Work required - The records that follow are to be repeated exactly, with the pictures removed.

------------------------------------

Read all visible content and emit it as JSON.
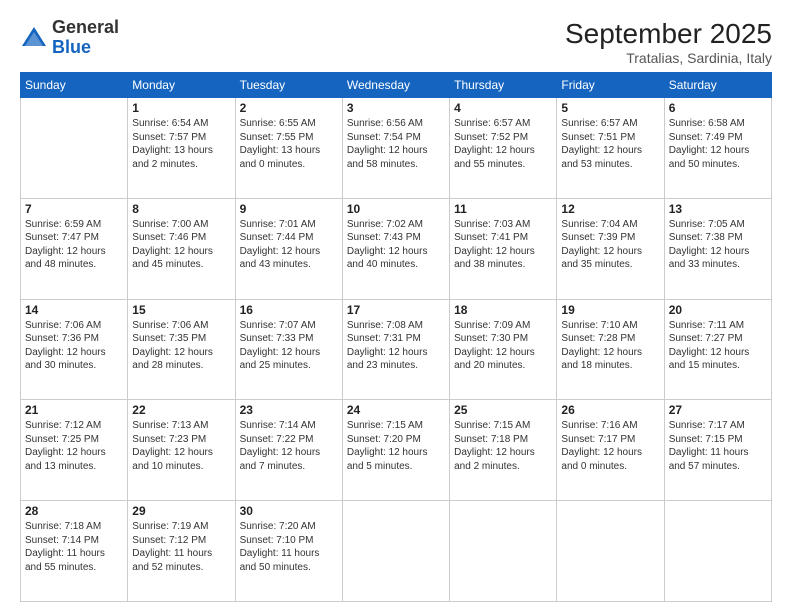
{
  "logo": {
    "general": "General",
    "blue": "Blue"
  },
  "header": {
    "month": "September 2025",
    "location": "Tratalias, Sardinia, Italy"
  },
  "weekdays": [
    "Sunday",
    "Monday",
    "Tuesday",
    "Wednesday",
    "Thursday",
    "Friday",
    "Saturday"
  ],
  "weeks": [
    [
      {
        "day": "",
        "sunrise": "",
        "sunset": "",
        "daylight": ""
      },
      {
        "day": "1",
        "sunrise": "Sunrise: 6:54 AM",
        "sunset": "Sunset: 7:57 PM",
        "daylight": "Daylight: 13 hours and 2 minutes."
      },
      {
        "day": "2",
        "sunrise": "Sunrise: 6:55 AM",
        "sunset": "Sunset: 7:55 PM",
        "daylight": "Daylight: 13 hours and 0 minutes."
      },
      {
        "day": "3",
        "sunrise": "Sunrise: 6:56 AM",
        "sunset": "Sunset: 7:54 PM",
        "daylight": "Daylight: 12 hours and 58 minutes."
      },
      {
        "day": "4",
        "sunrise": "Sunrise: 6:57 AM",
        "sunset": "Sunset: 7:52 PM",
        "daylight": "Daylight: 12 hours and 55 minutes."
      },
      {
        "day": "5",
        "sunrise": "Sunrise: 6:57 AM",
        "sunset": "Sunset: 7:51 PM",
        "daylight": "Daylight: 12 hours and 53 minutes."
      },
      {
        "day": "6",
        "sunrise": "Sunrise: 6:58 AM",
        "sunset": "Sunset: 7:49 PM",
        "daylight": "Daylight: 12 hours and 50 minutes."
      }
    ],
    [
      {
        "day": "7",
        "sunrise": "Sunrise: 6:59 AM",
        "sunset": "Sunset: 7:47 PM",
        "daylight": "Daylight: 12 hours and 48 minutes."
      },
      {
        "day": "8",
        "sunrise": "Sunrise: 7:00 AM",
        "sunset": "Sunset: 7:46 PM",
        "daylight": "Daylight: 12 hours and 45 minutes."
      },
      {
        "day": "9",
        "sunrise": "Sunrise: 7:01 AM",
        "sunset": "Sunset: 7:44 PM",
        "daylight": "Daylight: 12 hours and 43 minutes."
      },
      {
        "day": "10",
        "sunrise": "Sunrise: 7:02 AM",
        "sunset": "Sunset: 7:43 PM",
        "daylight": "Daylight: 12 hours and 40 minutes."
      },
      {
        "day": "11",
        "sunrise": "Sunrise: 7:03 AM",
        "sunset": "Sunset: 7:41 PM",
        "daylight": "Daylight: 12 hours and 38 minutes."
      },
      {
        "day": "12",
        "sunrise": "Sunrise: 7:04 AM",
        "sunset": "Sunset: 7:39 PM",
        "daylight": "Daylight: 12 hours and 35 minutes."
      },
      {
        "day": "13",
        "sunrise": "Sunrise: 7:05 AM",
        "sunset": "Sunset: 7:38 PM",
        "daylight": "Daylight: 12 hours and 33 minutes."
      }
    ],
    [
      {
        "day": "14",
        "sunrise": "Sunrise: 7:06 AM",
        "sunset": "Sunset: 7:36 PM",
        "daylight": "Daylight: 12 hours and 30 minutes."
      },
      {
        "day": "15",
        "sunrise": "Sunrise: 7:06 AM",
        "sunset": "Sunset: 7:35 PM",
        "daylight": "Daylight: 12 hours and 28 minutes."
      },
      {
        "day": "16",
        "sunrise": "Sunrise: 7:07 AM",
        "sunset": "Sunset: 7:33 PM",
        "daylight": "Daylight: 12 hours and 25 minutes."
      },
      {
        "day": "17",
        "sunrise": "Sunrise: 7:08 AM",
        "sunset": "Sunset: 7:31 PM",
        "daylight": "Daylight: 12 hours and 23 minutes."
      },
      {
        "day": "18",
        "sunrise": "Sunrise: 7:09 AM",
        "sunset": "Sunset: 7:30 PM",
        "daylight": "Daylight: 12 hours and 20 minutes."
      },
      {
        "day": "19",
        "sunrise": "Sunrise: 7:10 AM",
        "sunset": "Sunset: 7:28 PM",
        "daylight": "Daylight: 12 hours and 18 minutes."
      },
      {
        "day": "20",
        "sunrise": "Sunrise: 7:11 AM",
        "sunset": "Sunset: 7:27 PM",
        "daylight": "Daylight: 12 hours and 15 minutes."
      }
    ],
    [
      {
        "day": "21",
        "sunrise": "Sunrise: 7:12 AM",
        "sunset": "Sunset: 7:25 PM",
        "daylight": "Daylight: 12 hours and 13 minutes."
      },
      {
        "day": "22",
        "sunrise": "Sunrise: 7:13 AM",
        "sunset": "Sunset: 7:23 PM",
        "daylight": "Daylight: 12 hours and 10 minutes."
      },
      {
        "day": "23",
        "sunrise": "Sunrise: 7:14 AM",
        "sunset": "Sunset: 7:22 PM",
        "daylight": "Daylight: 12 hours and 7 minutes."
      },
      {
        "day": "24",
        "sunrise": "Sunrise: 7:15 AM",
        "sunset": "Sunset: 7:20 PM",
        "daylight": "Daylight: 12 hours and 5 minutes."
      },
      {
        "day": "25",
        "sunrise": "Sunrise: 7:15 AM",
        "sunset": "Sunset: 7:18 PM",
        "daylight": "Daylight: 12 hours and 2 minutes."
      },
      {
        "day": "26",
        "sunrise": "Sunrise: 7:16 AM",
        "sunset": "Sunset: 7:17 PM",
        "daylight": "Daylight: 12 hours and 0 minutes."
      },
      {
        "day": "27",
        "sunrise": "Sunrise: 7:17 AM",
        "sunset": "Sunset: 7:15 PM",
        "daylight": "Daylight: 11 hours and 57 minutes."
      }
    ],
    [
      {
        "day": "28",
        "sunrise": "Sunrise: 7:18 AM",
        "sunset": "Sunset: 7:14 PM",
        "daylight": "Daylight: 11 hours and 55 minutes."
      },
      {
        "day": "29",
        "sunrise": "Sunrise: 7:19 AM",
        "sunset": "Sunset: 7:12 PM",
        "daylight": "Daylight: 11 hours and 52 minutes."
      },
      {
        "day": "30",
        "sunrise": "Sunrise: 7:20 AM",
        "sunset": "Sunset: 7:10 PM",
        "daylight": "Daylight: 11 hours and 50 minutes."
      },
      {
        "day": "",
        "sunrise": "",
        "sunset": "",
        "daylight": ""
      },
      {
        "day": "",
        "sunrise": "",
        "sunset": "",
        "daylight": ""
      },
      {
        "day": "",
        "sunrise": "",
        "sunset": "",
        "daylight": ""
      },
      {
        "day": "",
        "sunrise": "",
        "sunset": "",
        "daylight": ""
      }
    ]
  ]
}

------------------------------------

Completed task -
Read all visible content and emit it as JSON.
{
  "logo": {
    "general": "General",
    "blue": "Blue"
  },
  "header": {
    "month": "September 2025",
    "location": "Tratalias, Sardinia, Italy"
  },
  "weekdays": [
    "Sunday",
    "Monday",
    "Tuesday",
    "Wednesday",
    "Thursday",
    "Friday",
    "Saturday"
  ],
  "weeks": [
    [
      {
        "day": "",
        "sunrise": "",
        "sunset": "",
        "daylight": ""
      },
      {
        "day": "1",
        "sunrise": "Sunrise: 6:54 AM",
        "sunset": "Sunset: 7:57 PM",
        "daylight": "Daylight: 13 hours and 2 minutes."
      },
      {
        "day": "2",
        "sunrise": "Sunrise: 6:55 AM",
        "sunset": "Sunset: 7:55 PM",
        "daylight": "Daylight: 13 hours and 0 minutes."
      },
      {
        "day": "3",
        "sunrise": "Sunrise: 6:56 AM",
        "sunset": "Sunset: 7:54 PM",
        "daylight": "Daylight: 12 hours and 58 minutes."
      },
      {
        "day": "4",
        "sunrise": "Sunrise: 6:57 AM",
        "sunset": "Sunset: 7:52 PM",
        "daylight": "Daylight: 12 hours and 55 minutes."
      },
      {
        "day": "5",
        "sunrise": "Sunrise: 6:57 AM",
        "sunset": "Sunset: 7:51 PM",
        "daylight": "Daylight: 12 hours and 53 minutes."
      },
      {
        "day": "6",
        "sunrise": "Sunrise: 6:58 AM",
        "sunset": "Sunset: 7:49 PM",
        "daylight": "Daylight: 12 hours and 50 minutes."
      }
    ],
    [
      {
        "day": "7",
        "sunrise": "Sunrise: 6:59 AM",
        "sunset": "Sunset: 7:47 PM",
        "daylight": "Daylight: 12 hours and 48 minutes."
      },
      {
        "day": "8",
        "sunrise": "Sunrise: 7:00 AM",
        "sunset": "Sunset: 7:46 PM",
        "daylight": "Daylight: 12 hours and 45 minutes."
      },
      {
        "day": "9",
        "sunrise": "Sunrise: 7:01 AM",
        "sunset": "Sunset: 7:44 PM",
        "daylight": "Daylight: 12 hours and 43 minutes."
      },
      {
        "day": "10",
        "sunrise": "Sunrise: 7:02 AM",
        "sunset": "Sunset: 7:43 PM",
        "daylight": "Daylight: 12 hours and 40 minutes."
      },
      {
        "day": "11",
        "sunrise": "Sunrise: 7:03 AM",
        "sunset": "Sunset: 7:41 PM",
        "daylight": "Daylight: 12 hours and 38 minutes."
      },
      {
        "day": "12",
        "sunrise": "Sunrise: 7:04 AM",
        "sunset": "Sunset: 7:39 PM",
        "daylight": "Daylight: 12 hours and 35 minutes."
      },
      {
        "day": "13",
        "sunrise": "Sunrise: 7:05 AM",
        "sunset": "Sunset: 7:38 PM",
        "daylight": "Daylight: 12 hours and 33 minutes."
      }
    ],
    [
      {
        "day": "14",
        "sunrise": "Sunrise: 7:06 AM",
        "sunset": "Sunset: 7:36 PM",
        "daylight": "Daylight: 12 hours and 30 minutes."
      },
      {
        "day": "15",
        "sunrise": "Sunrise: 7:06 AM",
        "sunset": "Sunset: 7:35 PM",
        "daylight": "Daylight: 12 hours and 28 minutes."
      },
      {
        "day": "16",
        "sunrise": "Sunrise: 7:07 AM",
        "sunset": "Sunset: 7:33 PM",
        "daylight": "Daylight: 12 hours and 25 minutes."
      },
      {
        "day": "17",
        "sunrise": "Sunrise: 7:08 AM",
        "sunset": "Sunset: 7:31 PM",
        "daylight": "Daylight: 12 hours and 23 minutes."
      },
      {
        "day": "18",
        "sunrise": "Sunrise: 7:09 AM",
        "sunset": "Sunset: 7:30 PM",
        "daylight": "Daylight: 12 hours and 20 minutes."
      },
      {
        "day": "19",
        "sunrise": "Sunrise: 7:10 AM",
        "sunset": "Sunset: 7:28 PM",
        "daylight": "Daylight: 12 hours and 18 minutes."
      },
      {
        "day": "20",
        "sunrise": "Sunrise: 7:11 AM",
        "sunset": "Sunset: 7:27 PM",
        "daylight": "Daylight: 12 hours and 15 minutes."
      }
    ],
    [
      {
        "day": "21",
        "sunrise": "Sunrise: 7:12 AM",
        "sunset": "Sunset: 7:25 PM",
        "daylight": "Daylight: 12 hours and 13 minutes."
      },
      {
        "day": "22",
        "sunrise": "Sunrise: 7:13 AM",
        "sunset": "Sunset: 7:23 PM",
        "daylight": "Daylight: 12 hours and 10 minutes."
      },
      {
        "day": "23",
        "sunrise": "Sunrise: 7:14 AM",
        "sunset": "Sunset: 7:22 PM",
        "daylight": "Daylight: 12 hours and 7 minutes."
      },
      {
        "day": "24",
        "sunrise": "Sunrise: 7:15 AM",
        "sunset": "Sunset: 7:20 PM",
        "daylight": "Daylight: 12 hours and 5 minutes."
      },
      {
        "day": "25",
        "sunrise": "Sunrise: 7:15 AM",
        "sunset": "Sunset: 7:18 PM",
        "daylight": "Daylight: 12 hours and 2 minutes."
      },
      {
        "day": "26",
        "sunrise": "Sunrise: 7:16 AM",
        "sunset": "Sunset: 7:17 PM",
        "daylight": "Daylight: 12 hours and 0 minutes."
      },
      {
        "day": "27",
        "sunrise": "Sunrise: 7:17 AM",
        "sunset": "Sunset: 7:15 PM",
        "daylight": "Daylight: 11 hours and 57 minutes."
      }
    ],
    [
      {
        "day": "28",
        "sunrise": "Sunrise: 7:18 AM",
        "sunset": "Sunset: 7:14 PM",
        "daylight": "Daylight: 11 hours and 55 minutes."
      },
      {
        "day": "29",
        "sunrise": "Sunrise: 7:19 AM",
        "sunset": "Sunset: 7:12 PM",
        "daylight": "Daylight: 11 hours and 52 minutes."
      },
      {
        "day": "30",
        "sunrise": "Sunrise: 7:20 AM",
        "sunset": "Sunset: 7:10 PM",
        "daylight": "Daylight: 11 hours and 50 minutes."
      },
      {
        "day": "",
        "sunrise": "",
        "sunset": "",
        "daylight": ""
      },
      {
        "day": "",
        "sunrise": "",
        "sunset": "",
        "daylight": ""
      },
      {
        "day": "",
        "sunrise": "",
        "sunset": "",
        "daylight": ""
      },
      {
        "day": "",
        "sunrise": "",
        "sunset": "",
        "daylight": ""
      }
    ]
  ]
}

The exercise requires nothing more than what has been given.